(Figure dataset records)
::::::
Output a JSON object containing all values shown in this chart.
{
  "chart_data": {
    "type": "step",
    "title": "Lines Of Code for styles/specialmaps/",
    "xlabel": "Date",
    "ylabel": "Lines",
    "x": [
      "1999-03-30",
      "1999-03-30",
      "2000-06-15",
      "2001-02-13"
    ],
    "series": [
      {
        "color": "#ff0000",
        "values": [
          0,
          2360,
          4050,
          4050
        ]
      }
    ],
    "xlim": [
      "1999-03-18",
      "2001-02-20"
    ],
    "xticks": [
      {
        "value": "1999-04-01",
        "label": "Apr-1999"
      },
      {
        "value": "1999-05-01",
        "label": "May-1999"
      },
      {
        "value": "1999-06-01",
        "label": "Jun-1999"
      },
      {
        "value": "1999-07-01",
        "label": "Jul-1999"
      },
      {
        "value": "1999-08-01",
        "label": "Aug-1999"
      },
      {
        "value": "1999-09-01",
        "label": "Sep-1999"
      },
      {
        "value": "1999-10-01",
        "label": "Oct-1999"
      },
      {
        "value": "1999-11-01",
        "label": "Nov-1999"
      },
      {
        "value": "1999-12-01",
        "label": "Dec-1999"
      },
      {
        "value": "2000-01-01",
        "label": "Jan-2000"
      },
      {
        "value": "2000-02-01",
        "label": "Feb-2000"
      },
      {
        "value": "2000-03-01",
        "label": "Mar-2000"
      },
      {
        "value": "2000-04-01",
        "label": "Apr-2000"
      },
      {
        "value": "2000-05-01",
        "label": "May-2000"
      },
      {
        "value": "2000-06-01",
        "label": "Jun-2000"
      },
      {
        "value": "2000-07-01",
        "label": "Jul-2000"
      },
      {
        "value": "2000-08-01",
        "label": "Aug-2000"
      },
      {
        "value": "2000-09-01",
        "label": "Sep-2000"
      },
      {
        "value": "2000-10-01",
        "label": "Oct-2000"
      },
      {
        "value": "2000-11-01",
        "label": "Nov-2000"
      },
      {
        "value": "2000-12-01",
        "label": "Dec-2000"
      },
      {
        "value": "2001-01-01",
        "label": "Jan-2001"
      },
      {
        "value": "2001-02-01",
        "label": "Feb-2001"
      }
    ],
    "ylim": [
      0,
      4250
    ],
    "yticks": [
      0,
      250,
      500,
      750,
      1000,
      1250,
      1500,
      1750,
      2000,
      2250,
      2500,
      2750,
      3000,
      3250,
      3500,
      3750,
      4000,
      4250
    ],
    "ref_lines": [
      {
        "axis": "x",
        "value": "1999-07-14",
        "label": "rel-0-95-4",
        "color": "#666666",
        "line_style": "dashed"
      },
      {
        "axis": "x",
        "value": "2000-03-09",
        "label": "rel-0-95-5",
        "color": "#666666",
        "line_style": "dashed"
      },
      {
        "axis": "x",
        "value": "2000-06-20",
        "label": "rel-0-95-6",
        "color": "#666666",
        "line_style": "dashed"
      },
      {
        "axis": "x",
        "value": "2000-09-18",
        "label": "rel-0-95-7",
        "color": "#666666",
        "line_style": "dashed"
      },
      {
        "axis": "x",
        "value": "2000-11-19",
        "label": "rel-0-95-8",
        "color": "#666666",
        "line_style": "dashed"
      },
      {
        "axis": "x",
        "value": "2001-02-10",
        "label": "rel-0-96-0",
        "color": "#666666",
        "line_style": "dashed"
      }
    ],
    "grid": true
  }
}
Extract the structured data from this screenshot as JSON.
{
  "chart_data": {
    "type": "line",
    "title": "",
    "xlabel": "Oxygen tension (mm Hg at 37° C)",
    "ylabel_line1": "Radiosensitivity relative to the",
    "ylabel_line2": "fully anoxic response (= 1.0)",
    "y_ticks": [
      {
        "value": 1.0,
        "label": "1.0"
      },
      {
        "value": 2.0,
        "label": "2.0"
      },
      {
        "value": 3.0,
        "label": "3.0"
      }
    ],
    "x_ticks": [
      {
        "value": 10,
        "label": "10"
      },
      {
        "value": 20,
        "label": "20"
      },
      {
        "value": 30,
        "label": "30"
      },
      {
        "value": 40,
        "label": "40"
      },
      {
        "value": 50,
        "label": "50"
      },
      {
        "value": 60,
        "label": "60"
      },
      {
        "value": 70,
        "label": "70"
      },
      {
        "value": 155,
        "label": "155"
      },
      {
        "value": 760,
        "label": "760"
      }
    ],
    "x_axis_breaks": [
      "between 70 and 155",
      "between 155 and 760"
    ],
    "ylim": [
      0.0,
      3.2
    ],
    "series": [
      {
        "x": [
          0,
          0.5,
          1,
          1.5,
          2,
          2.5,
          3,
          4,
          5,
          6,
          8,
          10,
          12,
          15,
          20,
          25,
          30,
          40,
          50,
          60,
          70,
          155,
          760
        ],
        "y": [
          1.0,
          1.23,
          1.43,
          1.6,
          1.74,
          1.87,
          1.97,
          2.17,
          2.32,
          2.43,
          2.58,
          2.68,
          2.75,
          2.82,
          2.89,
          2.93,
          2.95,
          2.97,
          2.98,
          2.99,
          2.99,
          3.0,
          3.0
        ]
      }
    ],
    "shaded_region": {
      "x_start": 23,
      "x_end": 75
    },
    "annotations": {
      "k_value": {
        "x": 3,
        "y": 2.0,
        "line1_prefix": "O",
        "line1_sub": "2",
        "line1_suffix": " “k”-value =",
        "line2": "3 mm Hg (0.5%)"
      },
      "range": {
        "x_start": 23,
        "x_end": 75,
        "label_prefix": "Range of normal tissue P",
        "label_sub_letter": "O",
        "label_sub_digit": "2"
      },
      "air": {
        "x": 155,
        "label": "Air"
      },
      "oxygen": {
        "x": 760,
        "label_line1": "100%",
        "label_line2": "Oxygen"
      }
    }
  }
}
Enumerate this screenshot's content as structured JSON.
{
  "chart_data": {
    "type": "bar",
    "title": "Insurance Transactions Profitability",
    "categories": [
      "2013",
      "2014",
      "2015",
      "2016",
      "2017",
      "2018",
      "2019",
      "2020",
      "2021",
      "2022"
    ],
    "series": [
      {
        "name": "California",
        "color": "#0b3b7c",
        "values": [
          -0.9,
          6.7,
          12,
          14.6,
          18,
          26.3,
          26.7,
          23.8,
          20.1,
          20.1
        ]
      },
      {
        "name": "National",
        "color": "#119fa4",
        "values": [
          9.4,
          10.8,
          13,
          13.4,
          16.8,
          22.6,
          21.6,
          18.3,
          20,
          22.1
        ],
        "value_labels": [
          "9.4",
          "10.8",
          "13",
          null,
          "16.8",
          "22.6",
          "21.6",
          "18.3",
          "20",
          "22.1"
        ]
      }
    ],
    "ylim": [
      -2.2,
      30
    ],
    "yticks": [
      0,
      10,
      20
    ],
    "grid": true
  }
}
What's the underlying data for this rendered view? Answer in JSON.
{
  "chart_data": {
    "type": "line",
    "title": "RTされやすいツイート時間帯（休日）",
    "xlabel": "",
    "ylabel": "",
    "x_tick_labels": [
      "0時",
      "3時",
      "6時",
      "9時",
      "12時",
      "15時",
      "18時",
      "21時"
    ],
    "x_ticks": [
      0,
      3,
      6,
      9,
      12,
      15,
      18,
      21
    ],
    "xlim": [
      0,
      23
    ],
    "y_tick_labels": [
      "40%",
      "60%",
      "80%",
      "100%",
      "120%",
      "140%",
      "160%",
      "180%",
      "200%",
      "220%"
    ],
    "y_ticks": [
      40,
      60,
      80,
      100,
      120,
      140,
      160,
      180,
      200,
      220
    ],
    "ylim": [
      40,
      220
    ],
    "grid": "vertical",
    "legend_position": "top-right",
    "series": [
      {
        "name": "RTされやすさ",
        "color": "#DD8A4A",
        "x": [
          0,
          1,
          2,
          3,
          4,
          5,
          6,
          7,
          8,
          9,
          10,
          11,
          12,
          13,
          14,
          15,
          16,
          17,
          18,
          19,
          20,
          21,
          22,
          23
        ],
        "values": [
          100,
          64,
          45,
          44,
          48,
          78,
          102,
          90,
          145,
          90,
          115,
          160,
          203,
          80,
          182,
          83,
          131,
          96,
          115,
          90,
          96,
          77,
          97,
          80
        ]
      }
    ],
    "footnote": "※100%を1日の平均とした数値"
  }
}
::::::
Work instructions: Report how many lines of the listing above include the word "screenshot". Say nothing but the number.

Response to the exercise: 2